* **Source**
>>>

While the plaintiff alleges hostile work environment, the issue has been inadequately briefed. " To establish a claim of hostile work environment, " the workplace [must be] permeated with discriminatory intimidation, ridicule, and insult that is sufficiently severe or pervasive to alter the conditions of the victim’s employment and create an abusive working environment." Britell v. Dept of Corrections, 247 Conn. 148, 166-67, 717 A.2d 1254 (1998). Therefore, the hostile work environment claim will not be considered.
Analysis
1. Defendant’s Unopposed Request to Revise and Plaintiff’s Exhaustion of Administrative Remedies
The defendant argues that the plaintiff’s substituted complaint, dated October 18, 2017, should be stricken because it does not comply with the defendant’s unopposed request to revise. Specifically, the defendant points to paragraphs five and eight, which requested that the plaintiff clarify which actions are alleged to be based on her race and on her gender and the precise time period when the alleged discriminatory actions were taken, respectively. Additionally, the defendant notes that instead of correcting the defects within the original complaint, the plaintiff adds new allegations that the plaintiff allegedly suffered discrimination from March 10, 2015 to the present and ongoing, as opposed to only the March 10, 2015 incident in the original complaint, which was not exhausted administratively in the CHRO complaint.
The plaintiff argues in her objection to the defendant’s motion to strike that the actions are based on both her race and gender. The defendant does not respond to this argument in its reply to the objection, but only repeats the argument that the substituted complaint should be stricken because of the additional allegations added into the substituted complaint.

<<<

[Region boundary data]
>>>

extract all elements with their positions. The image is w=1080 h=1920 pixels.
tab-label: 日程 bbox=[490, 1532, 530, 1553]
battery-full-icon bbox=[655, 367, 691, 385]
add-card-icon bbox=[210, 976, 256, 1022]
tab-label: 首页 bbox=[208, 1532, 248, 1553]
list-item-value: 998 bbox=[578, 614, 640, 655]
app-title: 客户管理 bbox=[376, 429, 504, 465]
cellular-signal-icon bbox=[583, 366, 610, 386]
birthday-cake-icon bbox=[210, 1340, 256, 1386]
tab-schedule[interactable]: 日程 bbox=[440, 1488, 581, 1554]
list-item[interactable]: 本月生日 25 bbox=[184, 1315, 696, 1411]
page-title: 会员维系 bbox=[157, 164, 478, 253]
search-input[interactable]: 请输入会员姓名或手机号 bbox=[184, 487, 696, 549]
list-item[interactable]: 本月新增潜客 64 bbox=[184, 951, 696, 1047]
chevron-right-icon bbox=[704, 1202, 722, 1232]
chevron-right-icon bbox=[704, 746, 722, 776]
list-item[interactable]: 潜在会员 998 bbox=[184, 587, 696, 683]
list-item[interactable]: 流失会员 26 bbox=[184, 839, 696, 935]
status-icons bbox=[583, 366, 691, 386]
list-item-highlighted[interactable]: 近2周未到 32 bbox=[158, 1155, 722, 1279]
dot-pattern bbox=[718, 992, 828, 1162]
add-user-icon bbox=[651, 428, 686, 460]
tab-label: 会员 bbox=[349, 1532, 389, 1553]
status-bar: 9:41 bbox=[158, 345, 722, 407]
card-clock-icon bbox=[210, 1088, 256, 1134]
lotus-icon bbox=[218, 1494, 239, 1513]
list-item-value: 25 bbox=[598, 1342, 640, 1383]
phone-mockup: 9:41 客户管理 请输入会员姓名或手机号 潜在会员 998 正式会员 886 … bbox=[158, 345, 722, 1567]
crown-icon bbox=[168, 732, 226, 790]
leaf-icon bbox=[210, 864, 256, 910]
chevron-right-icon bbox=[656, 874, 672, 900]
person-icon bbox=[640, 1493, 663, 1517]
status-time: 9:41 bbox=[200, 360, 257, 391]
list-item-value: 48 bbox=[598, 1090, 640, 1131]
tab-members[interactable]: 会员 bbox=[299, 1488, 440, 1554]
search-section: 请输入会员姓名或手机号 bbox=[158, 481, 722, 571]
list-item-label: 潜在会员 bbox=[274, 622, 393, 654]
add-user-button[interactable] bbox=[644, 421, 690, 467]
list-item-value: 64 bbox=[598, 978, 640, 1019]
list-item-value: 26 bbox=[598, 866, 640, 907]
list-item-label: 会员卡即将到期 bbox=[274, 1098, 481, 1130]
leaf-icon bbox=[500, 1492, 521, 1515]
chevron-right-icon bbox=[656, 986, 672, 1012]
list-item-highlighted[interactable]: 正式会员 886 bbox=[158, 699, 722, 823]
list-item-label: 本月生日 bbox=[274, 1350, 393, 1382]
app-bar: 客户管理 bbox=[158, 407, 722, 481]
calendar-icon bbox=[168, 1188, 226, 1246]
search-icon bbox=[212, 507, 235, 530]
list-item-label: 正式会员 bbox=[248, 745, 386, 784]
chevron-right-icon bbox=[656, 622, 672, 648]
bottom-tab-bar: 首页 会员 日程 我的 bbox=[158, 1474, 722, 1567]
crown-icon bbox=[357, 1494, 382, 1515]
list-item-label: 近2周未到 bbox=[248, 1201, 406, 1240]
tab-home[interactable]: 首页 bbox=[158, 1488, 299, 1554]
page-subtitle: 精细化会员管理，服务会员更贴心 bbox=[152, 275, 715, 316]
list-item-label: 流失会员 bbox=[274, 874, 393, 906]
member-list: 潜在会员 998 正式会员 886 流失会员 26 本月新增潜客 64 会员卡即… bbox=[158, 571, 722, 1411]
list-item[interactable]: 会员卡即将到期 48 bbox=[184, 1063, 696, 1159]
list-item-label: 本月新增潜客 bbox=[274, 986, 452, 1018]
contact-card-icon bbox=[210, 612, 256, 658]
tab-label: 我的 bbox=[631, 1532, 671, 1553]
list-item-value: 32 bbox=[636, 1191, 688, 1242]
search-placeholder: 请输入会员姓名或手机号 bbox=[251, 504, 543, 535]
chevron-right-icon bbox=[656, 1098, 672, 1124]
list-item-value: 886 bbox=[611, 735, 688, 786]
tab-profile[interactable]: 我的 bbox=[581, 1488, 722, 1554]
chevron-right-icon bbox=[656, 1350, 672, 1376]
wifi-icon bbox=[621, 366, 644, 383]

<<<

* **Problems to solve**
(1) According to the legal excerpt, on what date was the plaintiff's substituted complaint dated?
(2) Carry on the legal excerpt, beginning immediately after its final sentence.
The listing comes from a source separate from the legal excerpt.

* **Answer set**
(1) October 18, 2017.

(2)
In the present case, the plaintiff’s substituted complaint alleges in paragraph five that she has " exhausted all available administrative remedies." Additionally, the plaintiff notes that she filed a complaint with the Connecticut Commission on Human Rights and Opportunities and received a Release of Jurisdiction letter from the commission on May 31, 2016. Though the CHRO complaint has not been attached to the original complaint, the defendant has not challenged this issue.
" In ruling on a motion to strike the trial court is limited to considering the grounds specified in the motion." Meredith v. Police Commission, 182 Conn. 138, 140, 438 A.2d 27 (1980). The Connecticut Supreme Court " will not uphold the granting of [a] motion to strike on a ground not alleged in the motion nor relied upon by the trial court." Blancato v. Feldspar Corp., 203 Conn. 34, 44, 522 A.2d 1235 (1987). The trial court, in passing upon a motion to strike, may consider only the grounds specified in the motion. Id.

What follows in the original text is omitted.